* [WORK INSTRUCTIONS]: Gather the lines below that include the string "true", copying each in full.

---- DATA FOR PROCESSING

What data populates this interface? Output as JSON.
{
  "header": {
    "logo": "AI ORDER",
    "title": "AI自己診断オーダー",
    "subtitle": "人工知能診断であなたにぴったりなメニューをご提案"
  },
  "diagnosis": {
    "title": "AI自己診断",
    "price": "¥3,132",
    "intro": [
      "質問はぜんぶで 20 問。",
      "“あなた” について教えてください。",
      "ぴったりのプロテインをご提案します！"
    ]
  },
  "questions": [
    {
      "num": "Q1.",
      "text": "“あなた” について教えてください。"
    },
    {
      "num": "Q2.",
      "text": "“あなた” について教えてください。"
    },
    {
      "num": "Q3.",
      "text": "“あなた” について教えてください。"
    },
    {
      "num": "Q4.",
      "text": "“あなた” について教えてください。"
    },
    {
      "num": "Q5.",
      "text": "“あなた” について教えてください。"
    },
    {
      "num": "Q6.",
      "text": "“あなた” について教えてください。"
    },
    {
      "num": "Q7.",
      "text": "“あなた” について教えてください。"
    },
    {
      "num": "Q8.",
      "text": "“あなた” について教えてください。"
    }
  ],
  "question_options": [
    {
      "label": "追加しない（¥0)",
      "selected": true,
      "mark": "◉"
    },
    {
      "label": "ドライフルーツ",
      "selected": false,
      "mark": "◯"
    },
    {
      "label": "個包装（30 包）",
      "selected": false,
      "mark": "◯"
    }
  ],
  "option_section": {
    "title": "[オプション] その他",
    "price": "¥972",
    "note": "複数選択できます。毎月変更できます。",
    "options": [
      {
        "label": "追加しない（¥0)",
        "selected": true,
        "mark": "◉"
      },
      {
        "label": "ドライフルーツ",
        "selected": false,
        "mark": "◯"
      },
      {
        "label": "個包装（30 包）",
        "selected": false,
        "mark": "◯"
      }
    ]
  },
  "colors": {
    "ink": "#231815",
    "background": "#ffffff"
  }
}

--------
---- DATA FOR PROCESSING

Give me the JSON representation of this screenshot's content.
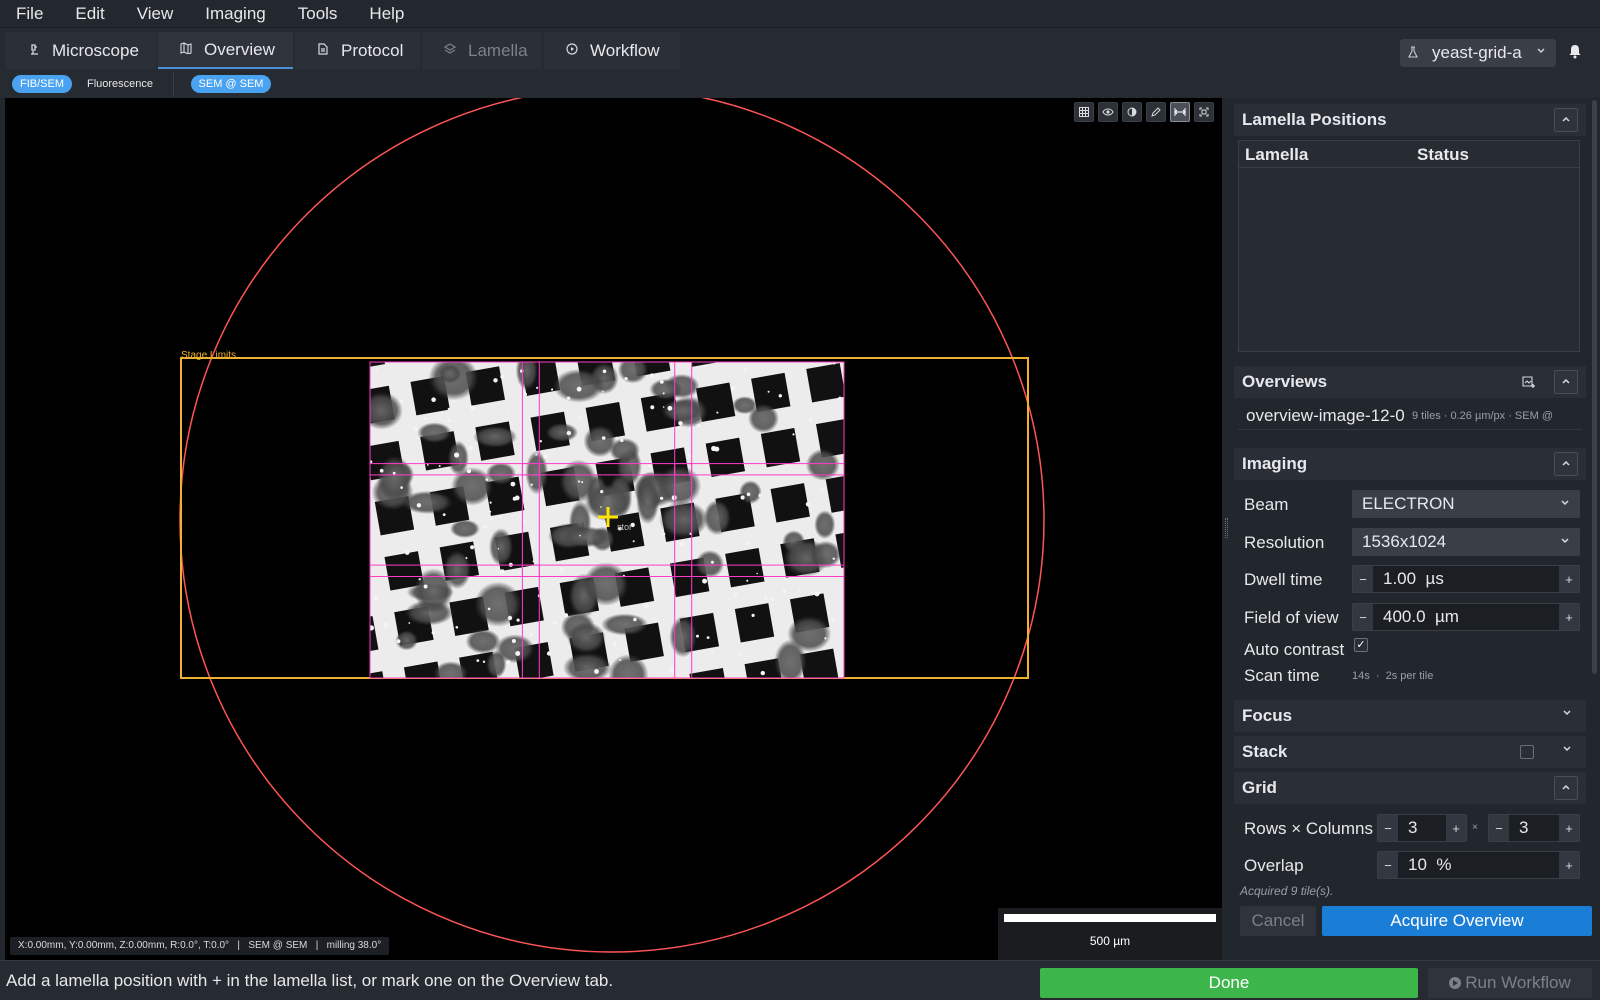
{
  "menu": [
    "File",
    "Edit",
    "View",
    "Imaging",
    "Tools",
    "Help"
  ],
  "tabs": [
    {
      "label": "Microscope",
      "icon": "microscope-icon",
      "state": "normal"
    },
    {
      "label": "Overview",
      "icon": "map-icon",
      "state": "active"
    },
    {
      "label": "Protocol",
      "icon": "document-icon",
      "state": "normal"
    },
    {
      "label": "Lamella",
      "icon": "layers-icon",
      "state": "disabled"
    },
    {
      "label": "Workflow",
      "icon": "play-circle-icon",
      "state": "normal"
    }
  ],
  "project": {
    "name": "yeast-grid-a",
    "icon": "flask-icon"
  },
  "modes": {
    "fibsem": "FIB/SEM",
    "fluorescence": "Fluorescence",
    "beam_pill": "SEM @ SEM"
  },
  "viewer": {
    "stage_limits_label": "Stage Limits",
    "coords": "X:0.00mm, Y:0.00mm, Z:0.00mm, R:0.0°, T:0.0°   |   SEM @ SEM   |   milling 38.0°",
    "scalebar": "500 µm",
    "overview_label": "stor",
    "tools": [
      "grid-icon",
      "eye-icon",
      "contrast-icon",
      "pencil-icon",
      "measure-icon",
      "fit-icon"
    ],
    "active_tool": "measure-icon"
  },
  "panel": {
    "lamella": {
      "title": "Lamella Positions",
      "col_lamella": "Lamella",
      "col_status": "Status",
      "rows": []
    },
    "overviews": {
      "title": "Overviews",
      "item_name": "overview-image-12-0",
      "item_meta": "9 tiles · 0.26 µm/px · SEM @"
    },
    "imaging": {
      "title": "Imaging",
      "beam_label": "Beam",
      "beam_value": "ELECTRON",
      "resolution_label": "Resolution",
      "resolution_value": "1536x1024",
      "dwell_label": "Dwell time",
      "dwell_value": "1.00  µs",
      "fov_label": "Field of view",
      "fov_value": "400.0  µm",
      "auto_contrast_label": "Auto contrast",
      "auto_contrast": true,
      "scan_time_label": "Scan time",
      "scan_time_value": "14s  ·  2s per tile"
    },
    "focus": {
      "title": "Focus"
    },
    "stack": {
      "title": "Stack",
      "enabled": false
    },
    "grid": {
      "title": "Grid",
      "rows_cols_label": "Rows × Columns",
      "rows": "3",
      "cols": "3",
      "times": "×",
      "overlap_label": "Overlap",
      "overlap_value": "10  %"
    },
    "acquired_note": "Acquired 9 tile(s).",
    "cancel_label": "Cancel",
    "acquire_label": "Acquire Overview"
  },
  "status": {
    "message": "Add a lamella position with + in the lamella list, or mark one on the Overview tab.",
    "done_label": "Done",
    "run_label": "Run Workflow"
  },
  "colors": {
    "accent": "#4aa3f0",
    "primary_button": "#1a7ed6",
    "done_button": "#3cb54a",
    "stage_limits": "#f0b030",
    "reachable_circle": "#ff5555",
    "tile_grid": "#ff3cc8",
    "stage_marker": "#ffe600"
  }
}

--------
---- DATA FOR PROCESSING

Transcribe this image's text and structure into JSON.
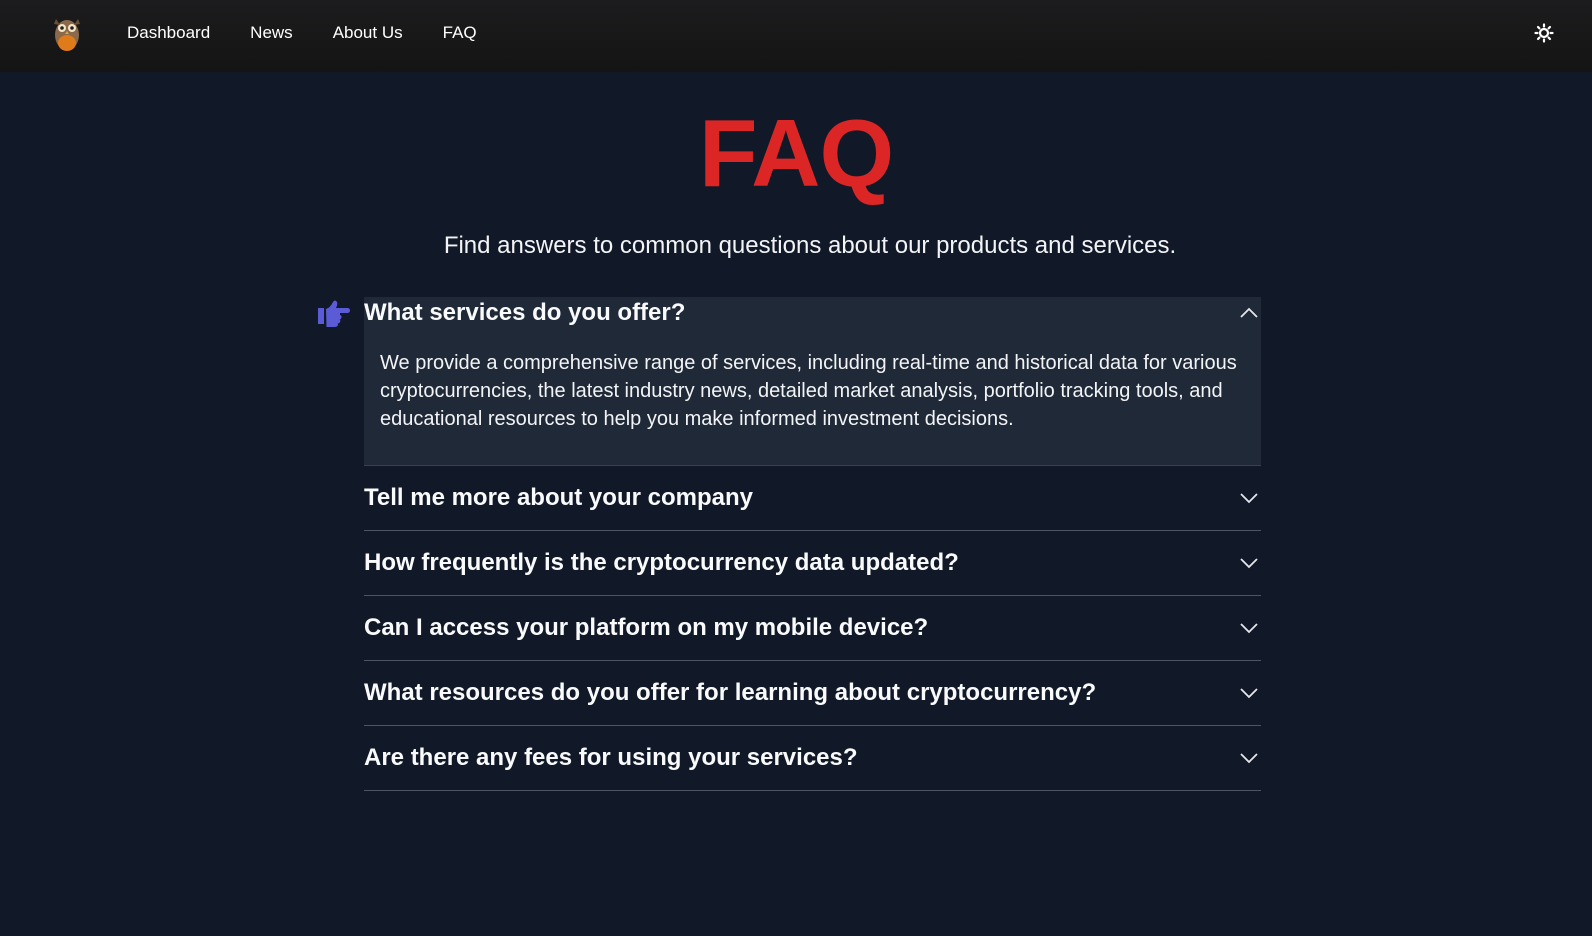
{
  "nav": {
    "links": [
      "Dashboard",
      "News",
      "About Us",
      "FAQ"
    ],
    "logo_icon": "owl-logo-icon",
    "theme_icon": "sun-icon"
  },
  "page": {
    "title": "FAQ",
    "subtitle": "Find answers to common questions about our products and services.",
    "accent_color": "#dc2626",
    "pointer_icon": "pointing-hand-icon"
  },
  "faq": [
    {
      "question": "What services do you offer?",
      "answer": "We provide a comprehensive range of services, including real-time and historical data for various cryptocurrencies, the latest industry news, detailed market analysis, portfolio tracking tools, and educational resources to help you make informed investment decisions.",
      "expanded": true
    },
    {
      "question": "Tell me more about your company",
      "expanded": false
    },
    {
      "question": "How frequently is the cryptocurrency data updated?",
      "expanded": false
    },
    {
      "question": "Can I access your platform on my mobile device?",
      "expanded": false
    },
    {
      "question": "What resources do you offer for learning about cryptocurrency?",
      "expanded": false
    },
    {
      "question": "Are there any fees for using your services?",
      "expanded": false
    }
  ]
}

--------

* [SOLUTION TO THE EXERCISE]:
      "selected": true,
        "selected": true,
      "auto_contrast": true,
      "expanded": true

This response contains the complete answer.